Directions for this task – Pick up the email thread about the lucene2seq bug after its last sentence and write what comes next.

Extract to read –
Re: NaN in cvb topic models after lucene2seq

Suneel Marthi Thu, 25 Jul 2013 14:08:43 -0700

Agree with Ted, the code should have thrown some kind of an exception - 
something like 'invalid field specified' or 'field does not exist'.
You didn't have to wait for rowIdJob to report that there was only one row 
while u were expecting 'x' rows.


What was happening is that in SequenceFilesFromLuceneStorage.java, method - 
collect(), Line 109 - we are returning an empty String as Key value if
the requested field is not found in Lucene/Solr index and hence lucene2seq 
completes with no errors.

I am gonna reopen this JIRA and work on this, thanks again for reporting this.
As Jake had mentioned you are the first person to be actually using lucene2seq.




________________________________
 From: Ted Dunning <[email protected]>
To: "[email protected]" <[email protected]> 
Sent: Thursday, July 25, 2013 4:42 PM
Subject: Re: NaN in cvb topic models after lucene2seq
 

Liz,

I don't see this as a false alarm.  I think that the conclusion is about
type of bug, not existence.

Can you add a comment to your JIRA with suggestions about how the code
could have informed you of your user error?

(I view user errors as extremely valuable tests .... too rare to make it
easy to correct software and too common to make correction unnecessary.
Please record your now fleeting innocent and naive state.)

Dataset content –
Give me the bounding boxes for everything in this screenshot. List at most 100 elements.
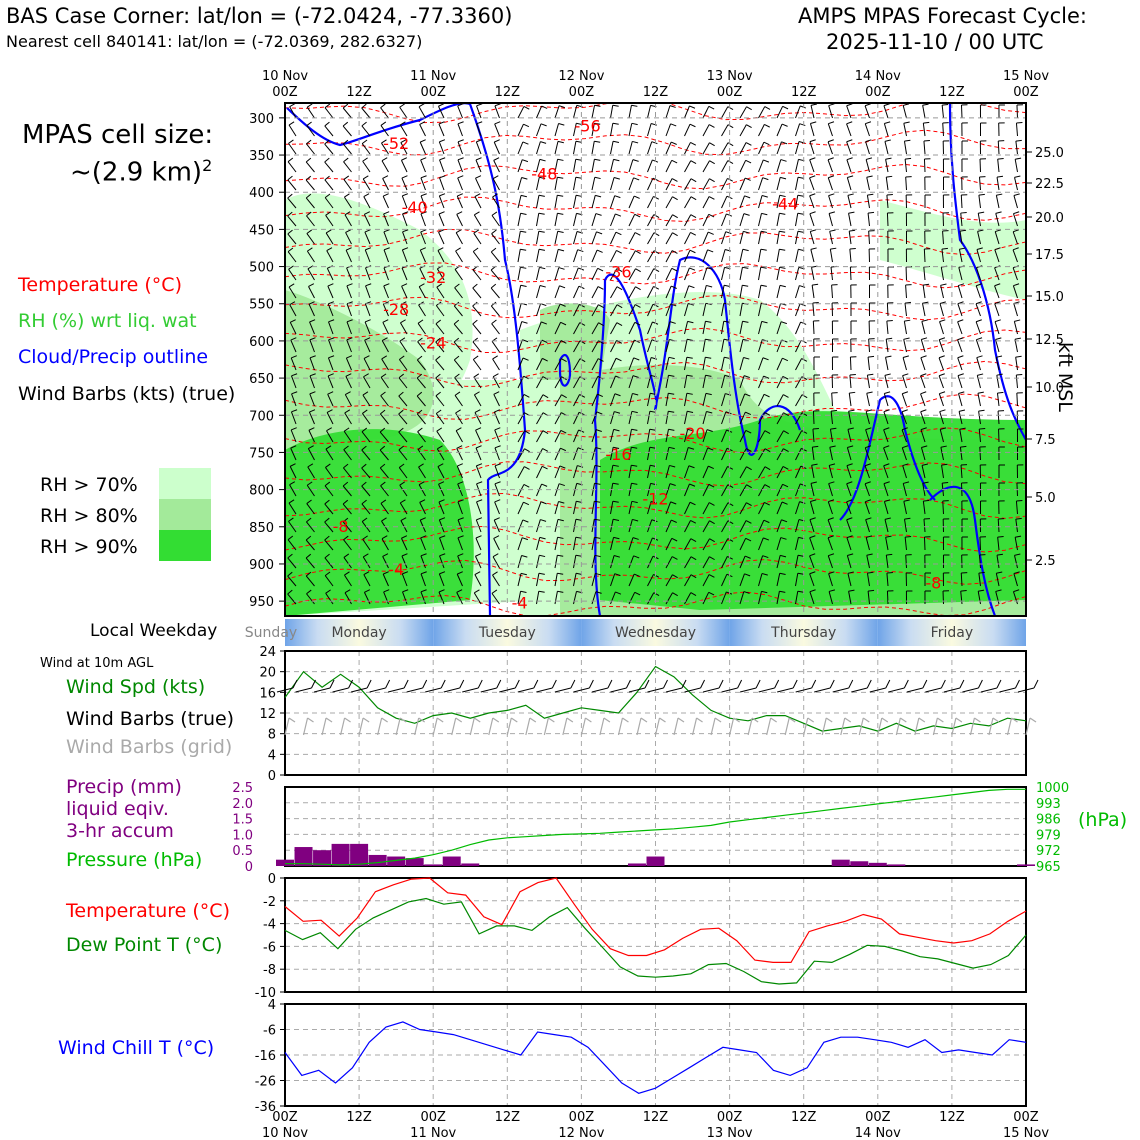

Output of the exercise –
On Thu, Jul 25, 2013 at 1:28 PM, Liz Merkhofer <
[email protected]> wrote:

> Thanks for your help again. Logged a JIRA, then made a last-ditch effort to
> check my commands and realized that the field I wanted to use for -id was
> typed wrong (camel case instead of lower). Fixed it and was able to get the
> appropriate number of rows in my matrix. Still waiting for cvb output from
> that, but I'll wrap up this thread since the problem with lucene2seq boils
> down to user error.
>
> So the problem was on my end: what I entered as -id did not exist in my
> Solr schema and so my documents were not delimited.
>
> Sorry for the false alarm; thanks for your helpfulness.
>
>
>
> On Thu, Jul 25, 2013 at 12:46 PM, Suneel Marthi <[email protected]
> >wrote:
>
> > Agree with Jake that this is definitely an issue with lucene2seq.
> >
> > RowId should have created a matrix with 70000 rows (= no. of documents
> > from your input corpus), but seems like lucene2seq is creating one single
> > document
> > for all of them.
> >
> > Could you log a JIRA for this?
> >
> > Thanks again for reporting this.
> >
> >
> >
> > ________________________________
> >  From: Jake Mannix <[email protected]>
> > To: "[email protected]" <[email protected]>
> > Sent: Thursday, July 25, 2013 12:39 PM
> > Subject: Re: NaN in cvb topic models after lucene2seq
> >
> >
> > On Thu, Jul 25, 2013 at 9:07 AM, Liz Merkhofer <
> > [email protected]> wrote:
> >
> > > Thanks so much for your response, Suneel.
> > >
> > > Unfortunately, the Solr index is not mine to post. But short of that,
> are
> > > there any useful answers I can provide? At the time I ran this, it
> > > contained 70,000 documents... I'm adding several times that today,
> > though.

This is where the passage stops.